> _AIM_
Write the next section of the lab handout on comparing web search tools, picking up right after its last line.

Lab 05 - Search me

More and more, searching is how we interact with our web browsers. As the world of information available to us through this interface expands, the more difficult it can be to find what you're looking for. Search engines use things like web crawlers to build information about webpages and websites using a technique called indexing. But why should we, as end-users, care about the technical details of how search systems work? We talked about the "filter bubble" in Lab 01 and how it might affect which results we see when we search. Understanding the limits of our searches and their results gives us tools to use when the results aren't what we expected (or even what we really wanted).

One thing you might notice about some of the information in the book is that it may have changed by the time you work through the book's examples. Providing search functionality is a valuable and profitable business, and pdates that maintain that level of profitability happen more frequently than ever in the competitive search landscape. Part of being fluent in information technology is to understand the rapid pace of change and to use what you have learned before to take advantage of what is new.

For optimal search experiences, the goal is to deliver what librarians call precision and recall while still having the most relevant results show up at the top. Search engines employ extraordinarily complex algorithms to deliver those optimized results, and as the scope of information changes, so must the algorithms. Similarly, look-and-feel changes help highlight or hide functionality based on changes made by the search provider.

Why does this matter? Because you may develop a routine around searching and not realize your access to certain parts of the search tool has changed, or the tool works in a different way than you have been used to. Keeping a critical eye on any tool you use is a good idea in this environment of change.

To consider:

Putting search tools to work: compare and contrast

In this fifth lab, you'll enter the same search terms across a variety of web search tools, including bing, Yahoo!, Google, and Wolfram Alpha. We'll also take a closer look at other search tools, like finding materials in your library catalog. As you explore, review your answers from the To consider: section above. Have you changed your mind about any of them?

Learning more

  1. Let's begin by comparing the web-based search tools to each other. Try the following searches in bing, Yahoo!, Google, Google France, and Wolfram Alpha. Enter the search terms exactly as they are shown below:
          chocolate rain
          apollo 13
          123852/238.6
          convert 100 euros to us dollars 
          how do I change the battery in my laptop?
          poisson
          translate poisson
          a modest proposal
          the prince
          java
          art
        

    • What did you notice about the "type ahead" or "suggested search" features (if present) that try to complete your search for you? Were they always helpful? Do you know where they come from? Could you turn that feature off if you wanted to?
    • How do the search engines differ in their results? Why do you think they do? If you were a programmer working for one of these search companies, why would you choose certain search results as more relevant than others? How could you get those results to come up earlier in the "hit list" or results set?
    • Many times the first page of results will look similar from search tool to search tool. Take a look at the second pages of the search results for the search "java". Do the search tools' results sets begin to diverge (get less alike), or converge (get more alike)? How many of the results on the first and second pages are related to commercial products? Is the ratio of commercial sites different on the second page compared to the first? Is the ratio different from one search tool to another?
    • Were there any results you were suprised by? Which ones, if any?

> _EXCERPTED DATA_
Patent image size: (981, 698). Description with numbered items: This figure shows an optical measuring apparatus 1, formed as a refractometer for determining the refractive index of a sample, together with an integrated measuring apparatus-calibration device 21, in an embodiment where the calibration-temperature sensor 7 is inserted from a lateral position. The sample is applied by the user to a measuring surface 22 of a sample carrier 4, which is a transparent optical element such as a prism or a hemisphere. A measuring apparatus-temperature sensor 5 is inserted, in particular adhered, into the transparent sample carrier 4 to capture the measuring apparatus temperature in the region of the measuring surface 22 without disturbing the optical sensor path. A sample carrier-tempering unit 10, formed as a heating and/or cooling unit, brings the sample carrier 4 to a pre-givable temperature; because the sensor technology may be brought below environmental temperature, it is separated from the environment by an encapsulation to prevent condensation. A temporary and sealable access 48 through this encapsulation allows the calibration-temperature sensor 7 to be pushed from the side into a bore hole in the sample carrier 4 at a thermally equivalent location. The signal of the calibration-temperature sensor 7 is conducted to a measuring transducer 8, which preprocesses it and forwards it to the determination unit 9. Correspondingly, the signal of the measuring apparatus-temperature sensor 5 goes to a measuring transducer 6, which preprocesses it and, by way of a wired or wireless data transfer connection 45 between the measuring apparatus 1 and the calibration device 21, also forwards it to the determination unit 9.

--

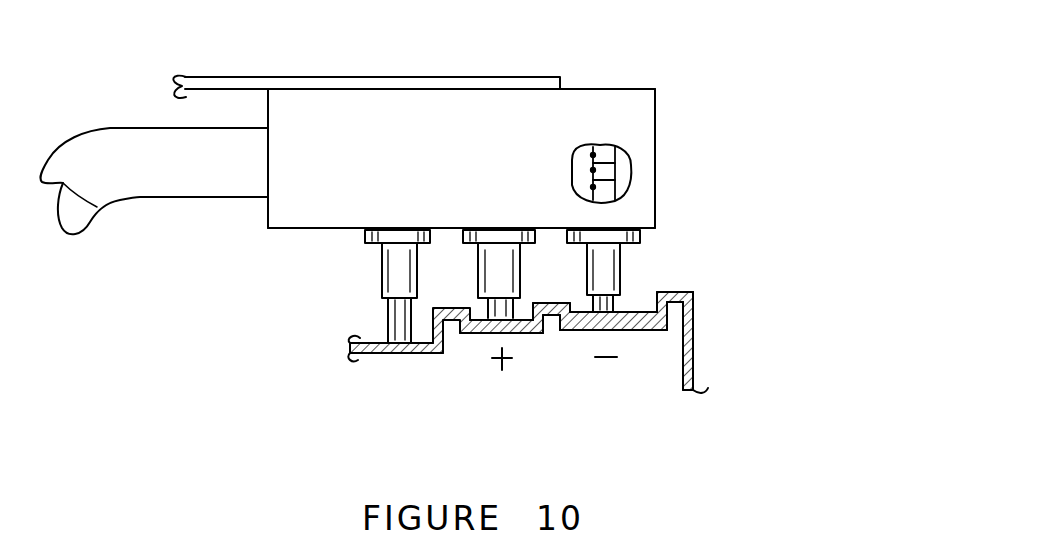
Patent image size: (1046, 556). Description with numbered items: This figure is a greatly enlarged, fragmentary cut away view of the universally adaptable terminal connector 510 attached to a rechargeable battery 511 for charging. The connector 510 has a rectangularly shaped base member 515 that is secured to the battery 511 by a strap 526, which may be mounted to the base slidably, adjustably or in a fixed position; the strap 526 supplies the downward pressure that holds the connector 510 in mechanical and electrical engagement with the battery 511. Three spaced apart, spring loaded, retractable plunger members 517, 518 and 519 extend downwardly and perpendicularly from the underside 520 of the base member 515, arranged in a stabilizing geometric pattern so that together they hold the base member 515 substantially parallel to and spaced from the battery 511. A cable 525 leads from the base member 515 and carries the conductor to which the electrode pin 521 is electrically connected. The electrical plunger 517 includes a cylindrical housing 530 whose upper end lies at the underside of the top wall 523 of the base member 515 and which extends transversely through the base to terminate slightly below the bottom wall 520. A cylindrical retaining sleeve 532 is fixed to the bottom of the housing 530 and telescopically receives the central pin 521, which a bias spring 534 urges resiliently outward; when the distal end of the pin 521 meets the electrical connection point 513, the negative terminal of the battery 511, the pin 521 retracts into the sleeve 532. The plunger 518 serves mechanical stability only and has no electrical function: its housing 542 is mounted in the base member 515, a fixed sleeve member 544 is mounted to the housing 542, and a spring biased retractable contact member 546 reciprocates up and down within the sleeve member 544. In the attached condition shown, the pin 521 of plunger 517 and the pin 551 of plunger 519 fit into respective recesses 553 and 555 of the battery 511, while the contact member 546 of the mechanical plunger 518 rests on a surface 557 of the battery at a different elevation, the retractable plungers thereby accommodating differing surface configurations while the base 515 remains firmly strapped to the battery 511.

> _ANSWER TO THE PROBLEM_
  2. Now take the same search terms and enter them into a few library search tools. You can use our own institution's library, or you can search the New York Public Library, Arizona State University's library catalog, or ASU Library's discovery layer service, Library One Search.

    • What were the similarities and the differences between the web-based search tools and the library search tools?
    • Were the differences in the results what you expected? Why or why not?
    • Which tool was the best at each search? Were some tools just as good as the others, depending on the search?
    • Find the advanced search functions for each search tool. Could any of these options helped you get better results? Which ones?
    • Which search tools had ads at the top of the results list? Was it easy to tell they were ads?
    • What did the search tools assume about your search for "java"? Which "java" did you think you were searching for? Was it one of the listings on Wikipedia's disambiguation page for "java"? Do you think any of the results were affected by your own "filter bubble"? Why or why not?
    • Were any commercial results in the results sets you got from the library? How do you know? Were there any resources you were not allowed to get to because you were not a library patron? Could you get to those resources legally and for free anywhere else? Where?

  3. We've taken a look at the differences in results we can get just by changing which search tool we use. Now we need to think about what exactly it is we're getting. How do you know when the site you click on has accurate information? How do you know when it's trying to sell you something, or when it's trying to convince you of a particular point of view?

    Try IT: critically assessing results
    One way to determine whether or not a website is giving you reliable and accurate information is to examine it closely. Who is responsible for the site? Is it easy to contact them? How recently was the site updated? Do other sites that you know are credible link to that site?

    • Imagine you are doing some research for a paper you are going to write on Dr. Martin Luther King, Jr. and his work. Go to a search tool like Google, and type in "Martin Luther King" (without the quotes). What are some of the "type ahead" suggestions?
    • Take a look at the results set. Which of these sites look legitimate? Do any of these sites look like they might not be legitimate? Why or why not?
    • Find the entry for the site martinlutherking.org. The link text reads "Martin Luther King Jr. - A True Historical Examination". Click on the link to the site.
    • Without clicking on any of the links, look at everything on the homepage of the site, even the small print at the bottom. What is your first impression?
    • Now click a few links. Has your impression changed? Why or why not?
    • If you haven't yet, click on the "Hosted by Stormfront" link at the bottom of the page. Is the page you get to what you expected?
    • Can you tell some things about the Stormfront organization from the logo on the page, and from the forum topics? Do you think this organization is able to give accurate information about Martin Luther King Jr.? Explain.
    • How can you discover whether or not the information on the martinlutherking.org site is accurate? Where could you corroborate or disprove the information you find there?
    • Go back to your search tool and type in "martinlutherkingorg" (without the quotes). What are some of the "type ahead" suggestions? does that tell you anything about the site itself? How would you find out how those search suggestions are made?

    The barriers to publishing a website are not very high. As you may recall from Lab 04, you can do it yourself for free. What does that mean in terms of how accurate the information is that you find on the web? What are some things to keep in mind as you search the web, not just for papers you need to write, but other things you might need to do. How do you know the person tweeting as Lady Gaga is really her? If you don't know for sure, how would you find out?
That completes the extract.